▸ **Aim of the exercise**
Please extract every line of the records that contains the string "bounding", treating uppercase and lowercase as different.

Dataset extract start

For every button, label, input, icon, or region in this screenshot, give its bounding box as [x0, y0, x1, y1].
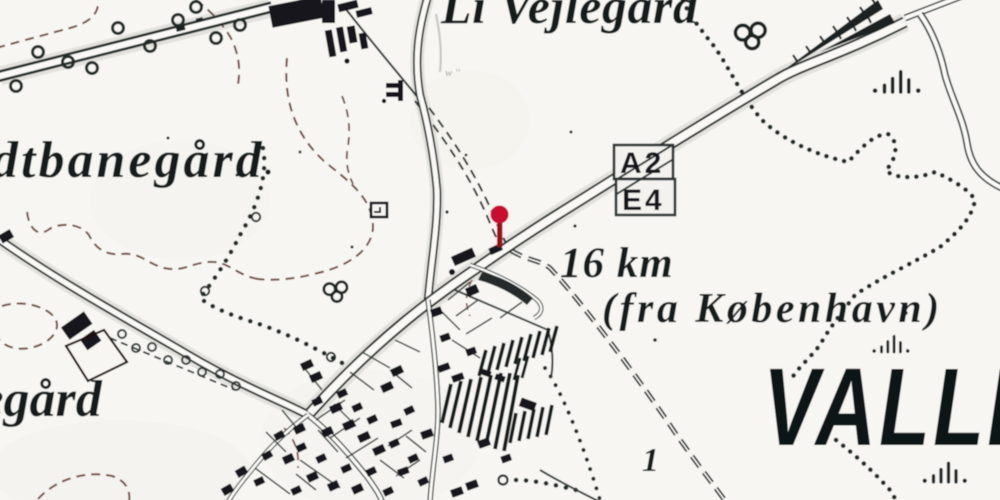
- svg-text:E4: E4: [622, 184, 665, 217]
- svg-text:dtbanegård: dtbanegård: [0, 132, 265, 189]
- svg-text:(fra København): (fra København): [602, 286, 943, 332]
- svg-text:ægård: ægård: [0, 371, 103, 428]
- svg-text:w '': w '': [445, 67, 460, 79]
- svg-text:1: 1: [642, 442, 659, 479]
- svg-text:Li Vejlegård: Li Vejlegård: [440, 0, 699, 34]
- svg-text:A2: A2: [620, 147, 664, 180]
- svg-text:16 km: 16 km: [560, 240, 674, 287]
- svg-text:VALLE: VALLE: [763, 346, 1000, 469]
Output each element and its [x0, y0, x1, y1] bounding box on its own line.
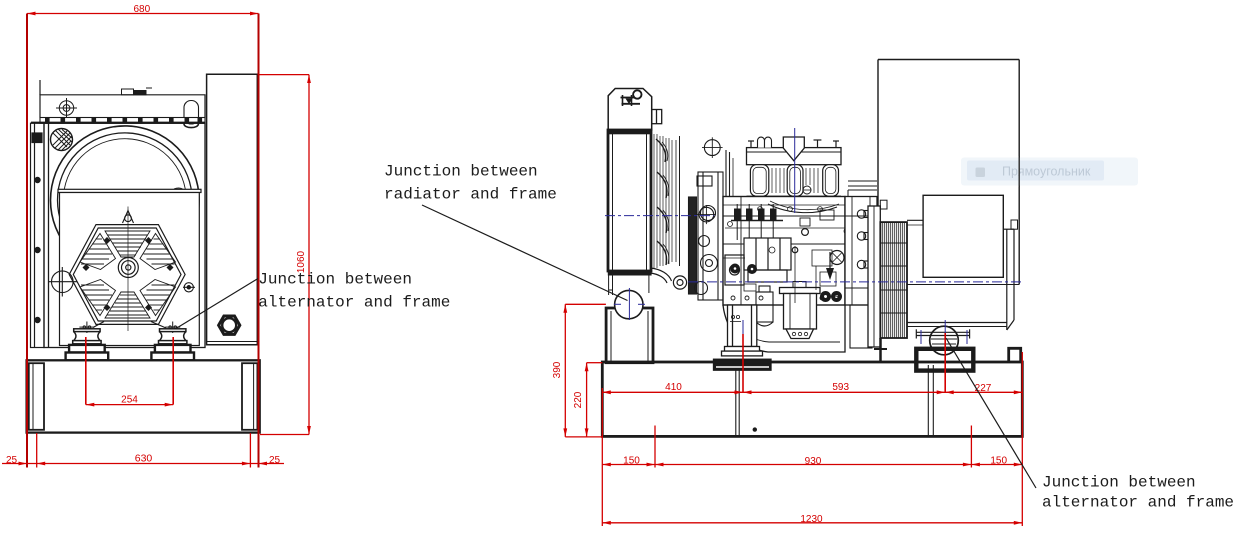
svg-text:25: 25 [6, 455, 18, 466]
svg-text:alternator and frame: alternator and frame [258, 294, 450, 312]
svg-text:220: 220 [573, 391, 584, 408]
svg-text:Junction between: Junction between [258, 271, 412, 289]
svg-text:227: 227 [975, 383, 992, 394]
svg-text:390: 390 [552, 361, 563, 378]
svg-text:410: 410 [665, 382, 682, 393]
svg-text:930: 930 [805, 456, 822, 467]
svg-text:Junction between: Junction between [384, 163, 538, 181]
svg-text:radiator and frame: radiator and frame [384, 186, 557, 204]
svg-text:1230: 1230 [800, 514, 823, 525]
svg-text:150: 150 [623, 455, 640, 466]
svg-text:254: 254 [121, 394, 138, 405]
svg-text:630: 630 [135, 452, 153, 464]
svg-text:25: 25 [269, 455, 281, 466]
svg-text:593: 593 [832, 382, 849, 393]
svg-text:Junction between: Junction between [1042, 474, 1196, 492]
svg-text:Прямоугольник: Прямоугольник [1002, 165, 1091, 179]
svg-text:680: 680 [133, 4, 150, 15]
svg-text:alternator and frame: alternator and frame [1042, 494, 1234, 512]
svg-text:150: 150 [990, 455, 1007, 466]
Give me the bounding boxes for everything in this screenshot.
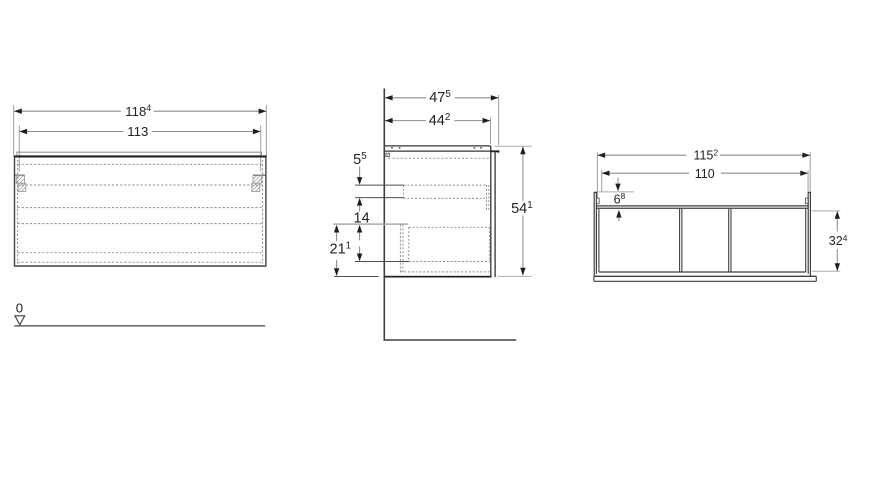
svg-text:110: 110 (695, 167, 715, 181)
svg-text:0: 0 (16, 300, 23, 315)
svg-text:14: 14 (354, 210, 370, 226)
svg-text:113: 113 (127, 124, 148, 139)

Dataset extract end

▸ **Solution**
For every button, label, input, icon, or region in this screenshot, give its bounding box as [x0, y0, x1, y1].
Output each element and its [x0, y0, x1, y1] bounding box on its own line.
Give me the bounding boxes for everything in this screenshot.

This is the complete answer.